**Problem to solve**
Without altering anything, output the material below.

[Collected data]
····················

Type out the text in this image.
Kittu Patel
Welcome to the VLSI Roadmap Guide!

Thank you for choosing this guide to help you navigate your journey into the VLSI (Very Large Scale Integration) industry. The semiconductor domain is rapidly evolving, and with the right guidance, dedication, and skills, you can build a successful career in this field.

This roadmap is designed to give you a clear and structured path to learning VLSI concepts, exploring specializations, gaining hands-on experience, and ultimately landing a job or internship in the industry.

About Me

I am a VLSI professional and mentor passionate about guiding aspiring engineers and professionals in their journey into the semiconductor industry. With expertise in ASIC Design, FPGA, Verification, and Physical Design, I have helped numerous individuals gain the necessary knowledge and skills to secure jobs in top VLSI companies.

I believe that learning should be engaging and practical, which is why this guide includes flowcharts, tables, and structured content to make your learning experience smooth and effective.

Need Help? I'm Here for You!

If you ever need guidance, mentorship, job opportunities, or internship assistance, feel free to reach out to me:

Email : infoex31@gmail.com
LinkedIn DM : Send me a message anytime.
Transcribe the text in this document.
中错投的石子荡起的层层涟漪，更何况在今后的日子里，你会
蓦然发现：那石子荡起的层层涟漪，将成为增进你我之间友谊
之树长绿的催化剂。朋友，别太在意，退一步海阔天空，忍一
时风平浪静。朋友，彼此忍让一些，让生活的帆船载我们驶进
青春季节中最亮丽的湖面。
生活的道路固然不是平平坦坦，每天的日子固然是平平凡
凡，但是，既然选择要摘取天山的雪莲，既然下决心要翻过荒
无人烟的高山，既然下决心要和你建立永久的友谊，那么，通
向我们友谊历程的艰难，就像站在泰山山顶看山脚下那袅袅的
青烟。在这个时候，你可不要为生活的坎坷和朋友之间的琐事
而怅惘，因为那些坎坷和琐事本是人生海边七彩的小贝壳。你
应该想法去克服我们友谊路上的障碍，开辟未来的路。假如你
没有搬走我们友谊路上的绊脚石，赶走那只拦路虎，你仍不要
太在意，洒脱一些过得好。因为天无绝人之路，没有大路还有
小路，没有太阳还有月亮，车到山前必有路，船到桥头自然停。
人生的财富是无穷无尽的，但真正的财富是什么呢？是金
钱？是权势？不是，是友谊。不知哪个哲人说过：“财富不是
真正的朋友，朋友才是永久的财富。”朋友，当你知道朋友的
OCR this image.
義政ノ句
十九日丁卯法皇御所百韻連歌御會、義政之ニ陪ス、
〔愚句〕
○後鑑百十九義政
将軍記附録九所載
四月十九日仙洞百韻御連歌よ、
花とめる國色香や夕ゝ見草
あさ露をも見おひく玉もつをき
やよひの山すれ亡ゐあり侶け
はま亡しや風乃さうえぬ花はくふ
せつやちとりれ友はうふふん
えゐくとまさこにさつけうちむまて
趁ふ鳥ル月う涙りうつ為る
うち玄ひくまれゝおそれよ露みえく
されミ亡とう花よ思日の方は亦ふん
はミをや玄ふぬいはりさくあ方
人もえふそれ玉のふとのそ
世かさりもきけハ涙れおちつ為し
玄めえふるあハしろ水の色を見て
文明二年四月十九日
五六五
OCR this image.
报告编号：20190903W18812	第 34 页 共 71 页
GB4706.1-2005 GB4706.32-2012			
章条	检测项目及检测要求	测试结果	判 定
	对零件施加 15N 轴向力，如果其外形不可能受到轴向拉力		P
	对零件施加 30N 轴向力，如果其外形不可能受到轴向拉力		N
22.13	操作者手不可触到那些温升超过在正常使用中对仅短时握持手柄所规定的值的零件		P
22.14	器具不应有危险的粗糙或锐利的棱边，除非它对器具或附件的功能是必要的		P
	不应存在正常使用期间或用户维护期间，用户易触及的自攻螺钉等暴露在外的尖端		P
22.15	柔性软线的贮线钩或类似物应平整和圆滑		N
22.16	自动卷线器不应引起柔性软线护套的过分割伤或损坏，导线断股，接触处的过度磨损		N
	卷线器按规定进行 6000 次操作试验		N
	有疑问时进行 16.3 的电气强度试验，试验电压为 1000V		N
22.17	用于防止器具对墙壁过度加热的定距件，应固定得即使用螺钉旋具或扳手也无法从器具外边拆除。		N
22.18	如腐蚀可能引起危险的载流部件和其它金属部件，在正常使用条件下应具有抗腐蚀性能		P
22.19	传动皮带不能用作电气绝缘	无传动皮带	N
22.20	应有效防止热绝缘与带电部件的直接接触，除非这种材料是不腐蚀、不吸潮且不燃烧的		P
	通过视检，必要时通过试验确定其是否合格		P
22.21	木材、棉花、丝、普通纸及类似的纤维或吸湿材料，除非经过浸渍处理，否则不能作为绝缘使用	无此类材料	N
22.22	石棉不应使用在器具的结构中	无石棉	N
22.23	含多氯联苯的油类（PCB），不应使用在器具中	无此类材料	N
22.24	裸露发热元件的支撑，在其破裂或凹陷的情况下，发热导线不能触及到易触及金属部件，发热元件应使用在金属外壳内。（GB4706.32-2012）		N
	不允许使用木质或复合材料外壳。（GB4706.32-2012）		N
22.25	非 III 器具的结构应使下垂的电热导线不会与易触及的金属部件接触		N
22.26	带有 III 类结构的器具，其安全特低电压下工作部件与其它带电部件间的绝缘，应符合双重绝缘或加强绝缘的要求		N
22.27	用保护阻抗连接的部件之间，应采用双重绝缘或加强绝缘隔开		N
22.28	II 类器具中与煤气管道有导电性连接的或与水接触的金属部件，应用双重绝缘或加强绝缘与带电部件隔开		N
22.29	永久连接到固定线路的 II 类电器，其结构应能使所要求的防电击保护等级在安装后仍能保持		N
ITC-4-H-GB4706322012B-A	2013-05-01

····················

**Response for this exercise**
Type out the text in this image.
Kittu Patel
Welcome to the VLSI Roadmap Guide!

Thank you for choosing this guide to help you navigate your journey into the VLSI (Very Large Scale Integration) industry. The semiconductor domain is rapidly evolving, and with the right guidance, dedication, and skills, you can build a successful career in this field.

This roadmap is designed to give you a clear and structured path to learning VLSI concepts, exploring specializations, gaining hands-on experience, and ultimately landing a job or internship in the industry.

About Me

I am a VLSI professional and mentor passionate about guiding aspiring engineers and professionals in their journey into the semiconductor industry. With expertise in ASIC Design, FPGA, Verification, and Physical Design, I have helped numerous individuals gain the necessary knowledge and skills to secure jobs in top VLSI companies.

I believe that learning should be engaging and practical, which is why this guide includes flowcharts, tables, and structured content to make your learning experience smooth and effective.

Need Help? I'm Here for You!

If you ever need guidance, mentorship, job opportunities, or internship assistance, feel free to reach out to me:

Email : infoex31@gmail.com
LinkedIn DM : Send me a message anytime.
Transcribe the text in this document.
中错投的石子荡起的层层涟漪，更何况在今后的日子里，你会
蓦然发现：那石子荡起的层层涟漪，将成为增进你我之间友谊
之树长绿的催化剂。朋友，别太在意，退一步海阔天空，忍一
时风平浪静。朋友，彼此忍让一些，让生活的帆船载我们驶进
青春季节中最亮丽的湖面。
生活的道路固然不是平平坦坦，每天的日子固然是平平凡
凡，但是，既然选择要摘取天山的雪莲，既然下决心要翻过荒
无人烟的高山，既然下决心要和你建立永久的友谊，那么，通
向我们友谊历程的艰难，就像站在泰山山顶看山脚下那袅袅的
青烟。在这个时候，你可不要为生活的坎坷和朋友之间的琐事
而怅惘，因为那些坎坷和琐事本是人生海边七彩的小贝壳。你
应该想法去克服我们友谊路上的障碍，开辟未来的路。假如你
没有搬走我们友谊路上的绊脚石，赶走那只拦路虎，你仍不要
太在意，洒脱一些过得好。因为天无绝人之路，没有大路还有
小路，没有太阳还有月亮，车到山前必有路，船到桥头自然停。
人生的财富是无穷无尽的，但真正的财富是什么呢？是金
钱？是权势？不是，是友谊。不知哪个哲人说过：“财富不是
真正的朋友，朋友才是永久的财富。”朋友，当你知道朋友的
OCR this image.
義政ノ句
十九日丁卯法皇御所百韻連歌御會、義政之ニ陪ス、
〔愚句〕
○後鑑百十九義政
将軍記附録九所載
四月十九日仙洞百韻御連歌よ、
花とめる國色香や夕ゝ見草
あさ露をも見おひく玉もつをき
やよひの山すれ亡ゐあり侶け
はま亡しや風乃さうえぬ花はくふ
せつやちとりれ友はうふふん
えゐくとまさこにさつけうちむまて
趁ふ鳥ル月う涙りうつ為る
うち玄ひくまれゝおそれよ露みえく
されミ亡とう花よ思日の方は亦ふん
はミをや玄ふぬいはりさくあ方
人もえふそれ玉のふとのそ
世かさりもきけハ涙れおちつ為し
玄めえふるあハしろ水の色を見て
文明二年四月十九日
五六五
OCR this image.
报告编号：20190903W18812	第 34 页 共 71 页
GB4706.1-2005 GB4706.32-2012			
章条	检测项目及检测要求	测试结果	判 定
	对零件施加 15N 轴向力，如果其外形不可能受到轴向拉力		P
	对零件施加 30N 轴向力，如果其外形不可能受到轴向拉力		N
22.13	操作者手不可触到那些温升超过在正常使用中对仅短时握持手柄所规定的值的零件		P
22.14	器具不应有危险的粗糙或锐利的棱边，除非它对器具或附件的功能是必要的		P
	不应存在正常使用期间或用户维护期间，用户易触及的自攻螺钉等暴露在外的尖端		P
22.15	柔性软线的贮线钩或类似物应平整和圆滑		N
22.16	自动卷线器不应引起柔性软线护套的过分割伤或损坏，导线断股，接触处的过度磨损		N
	卷线器按规定进行 6000 次操作试验		N
	有疑问时进行 16.3 的电气强度试验，试验电压为 1000V		N
22.17	用于防止器具对墙壁过度加热的定距件，应固定得即使用螺钉旋具或扳手也无法从器具外边拆除。		N
22.18	如腐蚀可能引起危险的载流部件和其它金属部件，在正常使用条件下应具有抗腐蚀性能		P
22.19	传动皮带不能用作电气绝缘	无传动皮带	N
22.20	应有效防止热绝缘与带电部件的直接接触，除非这种材料是不腐蚀、不吸潮且不燃烧的		P
	通过视检，必要时通过试验确定其是否合格		P
22.21	木材、棉花、丝、普通纸及类似的纤维或吸湿材料，除非经过浸渍处理，否则不能作为绝缘使用	无此类材料	N
22.22	石棉不应使用在器具的结构中	无石棉	N
22.23	含多氯联苯的油类（PCB），不应使用在器具中	无此类材料	N
22.24	裸露发热元件的支撑，在其破裂或凹陷的情况下，发热导线不能触及到易触及金属部件，发热元件应使用在金属外壳内。（GB4706.32-2012）		N
	不允许使用木质或复合材料外壳。（GB4706.32-2012）		N
22.25	非 III 器具的结构应使下垂的电热导线不会与易触及的金属部件接触		N
22.26	带有 III 类结构的器具，其安全特低电压下工作部件与其它带电部件间的绝缘，应符合双重绝缘或加强绝缘的要求		N
22.27	用保护阻抗连接的部件之间，应采用双重绝缘或加强绝缘隔开		N
22.28	II 类器具中与煤气管道有导电性连接的或与水接触的金属部件，应用双重绝缘或加强绝缘与带电部件隔开		N
22.29	永久连接到固定线路的 II 类电器，其结构应能使所要求的防电击保护等级在安装后仍能保持		N
ITC-4-H-GB4706322012B-A	2013-05-01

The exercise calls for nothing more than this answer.